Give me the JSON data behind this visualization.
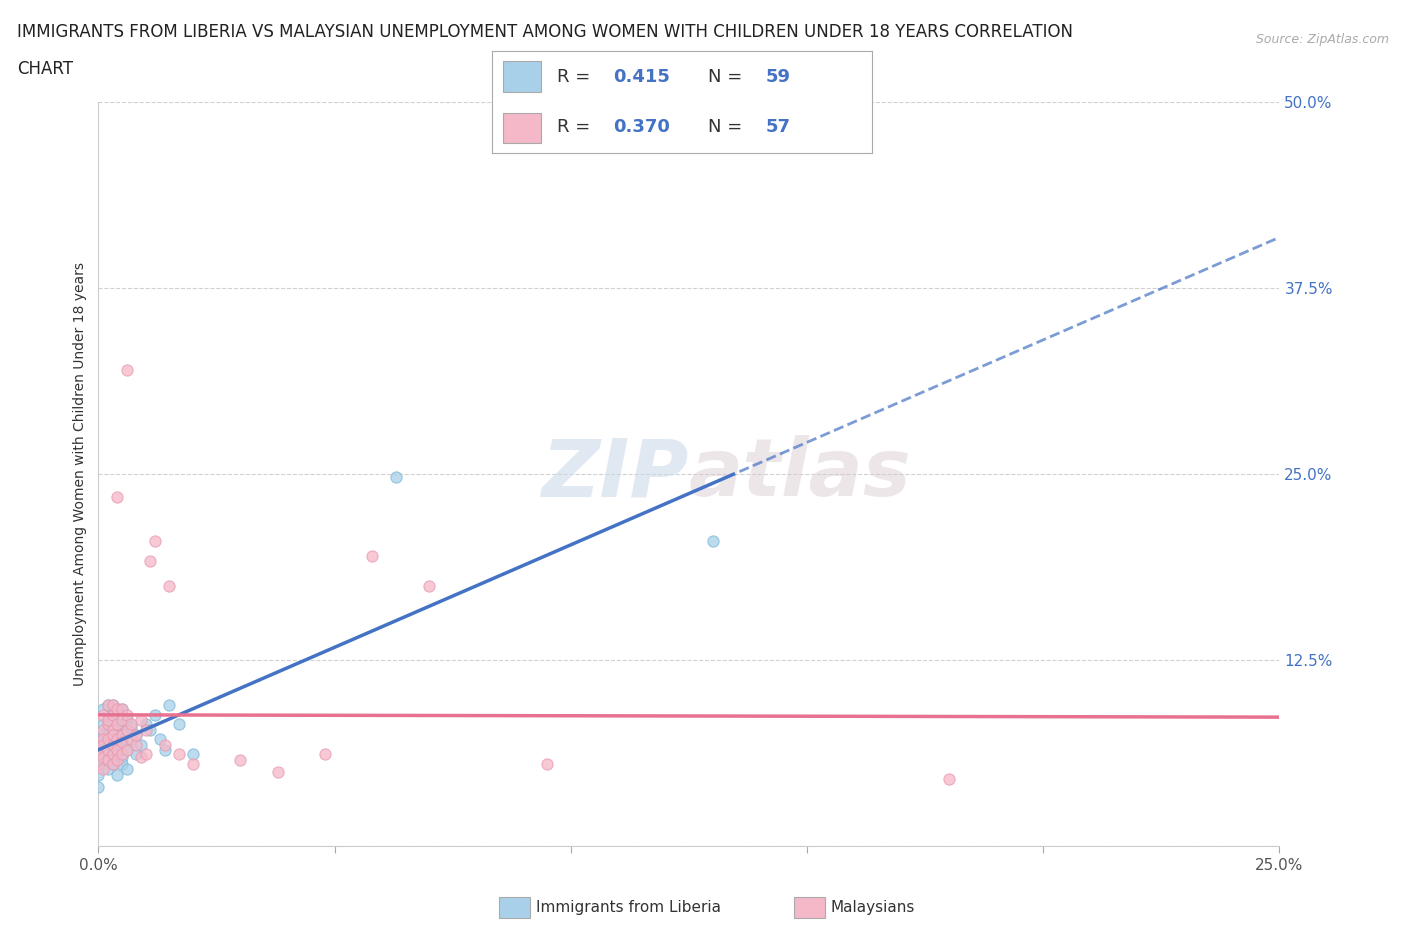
{
  "title_line1": "IMMIGRANTS FROM LIBERIA VS MALAYSIAN UNEMPLOYMENT AMONG WOMEN WITH CHILDREN UNDER 18 YEARS CORRELATION",
  "title_line2": "CHART",
  "source": "Source: ZipAtlas.com",
  "ylabel": "Unemployment Among Women with Children Under 18 years",
  "xlim": [
    0.0,
    0.25
  ],
  "ylim": [
    0.0,
    0.5
  ],
  "yticks": [
    0.0,
    0.125,
    0.25,
    0.375,
    0.5
  ],
  "ytick_labels": [
    "",
    "12.5%",
    "25.0%",
    "37.5%",
    "50.0%"
  ],
  "xticks": [
    0.0,
    0.05,
    0.1,
    0.15,
    0.2,
    0.25
  ],
  "xtick_labels": [
    "0.0%",
    "",
    "",
    "",
    "",
    "25.0%"
  ],
  "R_blue": 0.415,
  "N_blue": 59,
  "R_pink": 0.37,
  "N_pink": 57,
  "blue_color": "#a8d0e8",
  "pink_color": "#f4b8c8",
  "blue_line_color": "#4472c4",
  "pink_line_color": "#e87090",
  "blue_scatter": [
    [
      0.0,
      0.055
    ],
    [
      0.0,
      0.065
    ],
    [
      0.0,
      0.048
    ],
    [
      0.0,
      0.04
    ],
    [
      0.001,
      0.072
    ],
    [
      0.001,
      0.06
    ],
    [
      0.001,
      0.055
    ],
    [
      0.001,
      0.068
    ],
    [
      0.001,
      0.058
    ],
    [
      0.001,
      0.082
    ],
    [
      0.001,
      0.075
    ],
    [
      0.001,
      0.092
    ],
    [
      0.002,
      0.062
    ],
    [
      0.002,
      0.075
    ],
    [
      0.002,
      0.085
    ],
    [
      0.002,
      0.058
    ],
    [
      0.002,
      0.095
    ],
    [
      0.002,
      0.07
    ],
    [
      0.002,
      0.052
    ],
    [
      0.002,
      0.065
    ],
    [
      0.003,
      0.06
    ],
    [
      0.003,
      0.078
    ],
    [
      0.003,
      0.068
    ],
    [
      0.003,
      0.055
    ],
    [
      0.003,
      0.088
    ],
    [
      0.003,
      0.072
    ],
    [
      0.003,
      0.062
    ],
    [
      0.003,
      0.095
    ],
    [
      0.004,
      0.065
    ],
    [
      0.004,
      0.075
    ],
    [
      0.004,
      0.082
    ],
    [
      0.004,
      0.058
    ],
    [
      0.004,
      0.092
    ],
    [
      0.004,
      0.048
    ],
    [
      0.004,
      0.07
    ],
    [
      0.005,
      0.072
    ],
    [
      0.005,
      0.082
    ],
    [
      0.005,
      0.06
    ],
    [
      0.005,
      0.092
    ],
    [
      0.005,
      0.055
    ],
    [
      0.006,
      0.078
    ],
    [
      0.006,
      0.065
    ],
    [
      0.006,
      0.085
    ],
    [
      0.006,
      0.052
    ],
    [
      0.007,
      0.07
    ],
    [
      0.007,
      0.08
    ],
    [
      0.008,
      0.075
    ],
    [
      0.008,
      0.062
    ],
    [
      0.009,
      0.068
    ],
    [
      0.01,
      0.082
    ],
    [
      0.011,
      0.078
    ],
    [
      0.012,
      0.088
    ],
    [
      0.013,
      0.072
    ],
    [
      0.014,
      0.065
    ],
    [
      0.015,
      0.095
    ],
    [
      0.017,
      0.082
    ],
    [
      0.02,
      0.062
    ],
    [
      0.063,
      0.248
    ],
    [
      0.13,
      0.205
    ]
  ],
  "pink_scatter": [
    [
      0.0,
      0.062
    ],
    [
      0.0,
      0.055
    ],
    [
      0.001,
      0.078
    ],
    [
      0.001,
      0.06
    ],
    [
      0.001,
      0.072
    ],
    [
      0.001,
      0.088
    ],
    [
      0.001,
      0.068
    ],
    [
      0.001,
      0.052
    ],
    [
      0.002,
      0.082
    ],
    [
      0.002,
      0.065
    ],
    [
      0.002,
      0.072
    ],
    [
      0.002,
      0.095
    ],
    [
      0.002,
      0.058
    ],
    [
      0.002,
      0.085
    ],
    [
      0.003,
      0.068
    ],
    [
      0.003,
      0.078
    ],
    [
      0.003,
      0.062
    ],
    [
      0.003,
      0.088
    ],
    [
      0.003,
      0.055
    ],
    [
      0.003,
      0.075
    ],
    [
      0.003,
      0.095
    ],
    [
      0.004,
      0.082
    ],
    [
      0.004,
      0.065
    ],
    [
      0.004,
      0.072
    ],
    [
      0.004,
      0.092
    ],
    [
      0.004,
      0.058
    ],
    [
      0.004,
      0.235
    ],
    [
      0.005,
      0.075
    ],
    [
      0.005,
      0.07
    ],
    [
      0.005,
      0.085
    ],
    [
      0.005,
      0.062
    ],
    [
      0.005,
      0.092
    ],
    [
      0.006,
      0.078
    ],
    [
      0.006,
      0.065
    ],
    [
      0.006,
      0.088
    ],
    [
      0.006,
      0.32
    ],
    [
      0.007,
      0.072
    ],
    [
      0.007,
      0.082
    ],
    [
      0.008,
      0.068
    ],
    [
      0.008,
      0.075
    ],
    [
      0.009,
      0.06
    ],
    [
      0.009,
      0.085
    ],
    [
      0.01,
      0.078
    ],
    [
      0.01,
      0.062
    ],
    [
      0.011,
      0.192
    ],
    [
      0.012,
      0.205
    ],
    [
      0.014,
      0.068
    ],
    [
      0.015,
      0.175
    ],
    [
      0.017,
      0.062
    ],
    [
      0.02,
      0.055
    ],
    [
      0.03,
      0.058
    ],
    [
      0.038,
      0.05
    ],
    [
      0.048,
      0.062
    ],
    [
      0.058,
      0.195
    ],
    [
      0.07,
      0.175
    ],
    [
      0.095,
      0.055
    ],
    [
      0.18,
      0.045
    ]
  ],
  "background_color": "#ffffff",
  "grid_color": "#cccccc",
  "title_fontsize": 12,
  "axis_label_fontsize": 10,
  "tick_fontsize": 11,
  "legend_fontsize": 13
}
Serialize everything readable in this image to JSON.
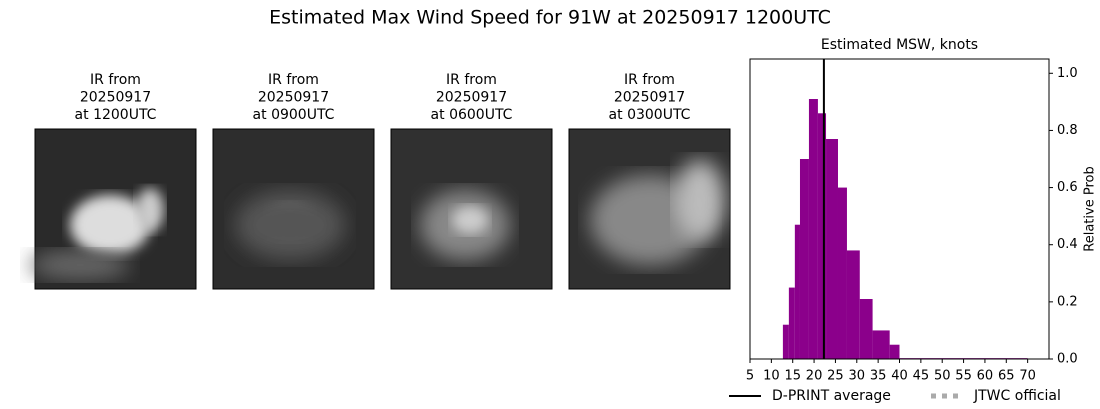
....
• _EXERCISE AIM_
Determine the number of lines in the entries above where the string "JSON" appears. Answer with the number alone.

• _THE RESPONSE_
2